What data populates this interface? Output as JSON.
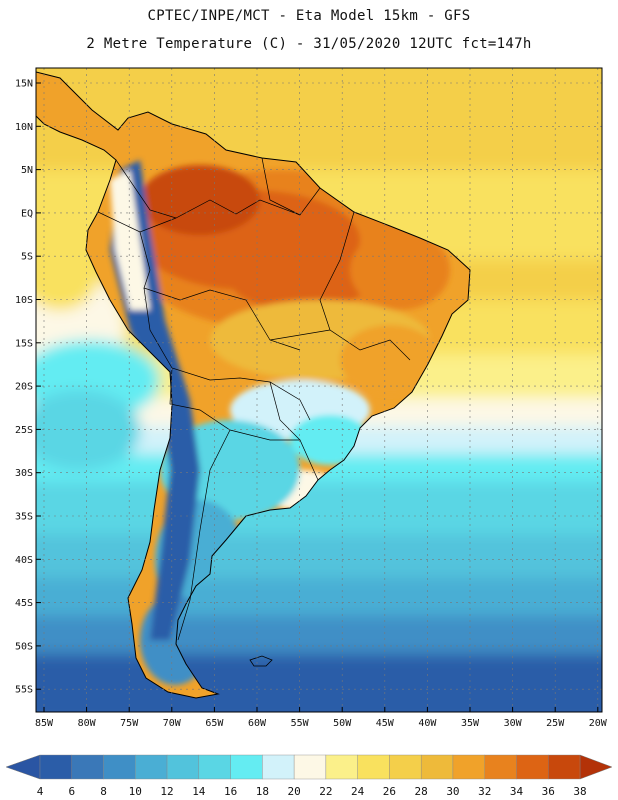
{
  "header": {
    "title_line1": "CPTEC/INPE/MCT -  Eta Model 15km - GFS",
    "title_line2": "2 Metre Temperature (C) - 31/05/2020 12UTC fct=147h"
  },
  "axes": {
    "lat_labels": [
      "15N",
      "10N",
      "5N",
      "EQ",
      "5S",
      "10S",
      "15S",
      "20S",
      "25S",
      "30S",
      "35S",
      "40S",
      "45S",
      "50S",
      "55S"
    ],
    "lon_labels": [
      "85W",
      "80W",
      "75W",
      "70W",
      "65W",
      "60W",
      "55W",
      "50W",
      "45W",
      "40W",
      "35W",
      "30W",
      "25W",
      "20W"
    ]
  },
  "colorbar": {
    "labels": [
      "4",
      "6",
      "8",
      "10",
      "12",
      "14",
      "16",
      "18",
      "20",
      "22",
      "24",
      "26",
      "28",
      "30",
      "32",
      "34",
      "36",
      "38"
    ],
    "colors": [
      "#2b5da8",
      "#3a78b8",
      "#3f8fc6",
      "#4aaed4",
      "#52c3dc",
      "#5ad6e4",
      "#64ecf2",
      "#d2f2fa",
      "#fdf8e6",
      "#fbf08a",
      "#f9e15e",
      "#f4cf4a",
      "#eeba3a",
      "#f0a22a",
      "#e8821e",
      "#dd6414",
      "#c8480c"
    ],
    "under_color": "#2a55a3",
    "over_color": "#b33208"
  }
}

*Instructions for the task*
Repeat the listing verbatim. Skip the pictures.

*Full answer*
What data populates this interface? Output as JSON.
{
  "header": {
    "title_line1": "CPTEC/INPE/MCT -  Eta Model 15km - GFS",
    "title_line2": "2 Metre Temperature (C) - 31/05/2020 12UTC fct=147h"
  },
  "axes": {
    "lat_labels": [
      "15N",
      "10N",
      "5N",
      "EQ",
      "5S",
      "10S",
      "15S",
      "20S",
      "25S",
      "30S",
      "35S",
      "40S",
      "45S",
      "50S",
      "55S"
    ],
    "lon_labels": [
      "85W",
      "80W",
      "75W",
      "70W",
      "65W",
      "60W",
      "55W",
      "50W",
      "45W",
      "40W",
      "35W",
      "30W",
      "25W",
      "20W"
    ]
  },
  "colorbar": {
    "labels": [
      "4",
      "6",
      "8",
      "10",
      "12",
      "14",
      "16",
      "18",
      "20",
      "22",
      "24",
      "26",
      "28",
      "30",
      "32",
      "34",
      "36",
      "38"
    ],
    "colors": [
      "#2b5da8",
      "#3a78b8",
      "#3f8fc6",
      "#4aaed4",
      "#52c3dc",
      "#5ad6e4",
      "#64ecf2",
      "#d2f2fa",
      "#fdf8e6",
      "#fbf08a",
      "#f9e15e",
      "#f4cf4a",
      "#eeba3a",
      "#f0a22a",
      "#e8821e",
      "#dd6414",
      "#c8480c"
    ],
    "under_color": "#2a55a3",
    "over_color": "#b33208"
  }
}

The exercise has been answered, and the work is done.